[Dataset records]
START

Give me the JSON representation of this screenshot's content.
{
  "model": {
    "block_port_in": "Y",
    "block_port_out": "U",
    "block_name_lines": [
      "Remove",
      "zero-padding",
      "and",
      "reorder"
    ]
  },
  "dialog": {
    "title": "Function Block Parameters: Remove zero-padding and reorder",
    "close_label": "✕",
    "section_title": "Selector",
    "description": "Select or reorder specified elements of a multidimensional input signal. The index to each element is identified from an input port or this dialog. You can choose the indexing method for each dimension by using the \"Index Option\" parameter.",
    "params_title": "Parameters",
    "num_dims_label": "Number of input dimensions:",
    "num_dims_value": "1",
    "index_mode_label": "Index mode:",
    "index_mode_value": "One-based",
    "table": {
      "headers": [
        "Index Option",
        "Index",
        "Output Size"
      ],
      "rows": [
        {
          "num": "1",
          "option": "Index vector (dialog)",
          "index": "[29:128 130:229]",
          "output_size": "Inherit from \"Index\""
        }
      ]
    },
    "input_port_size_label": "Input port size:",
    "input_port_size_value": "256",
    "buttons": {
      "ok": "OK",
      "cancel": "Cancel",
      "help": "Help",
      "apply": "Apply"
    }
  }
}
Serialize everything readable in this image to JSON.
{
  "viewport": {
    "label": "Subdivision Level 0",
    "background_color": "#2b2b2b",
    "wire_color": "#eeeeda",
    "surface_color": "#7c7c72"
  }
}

END

Repeat exactly, and only, the lines of the records above, starting with the line that contains "Serialize everything readable" and ending with the final line, both included.

◆ **Task solution**:
Serialize everything readable in this image to JSON.
{
  "viewport": {
    "label": "Subdivision Level 0",
    "background_color": "#2b2b2b",
    "wire_color": "#eeeeda",
    "surface_color": "#7c7c72"
  }
}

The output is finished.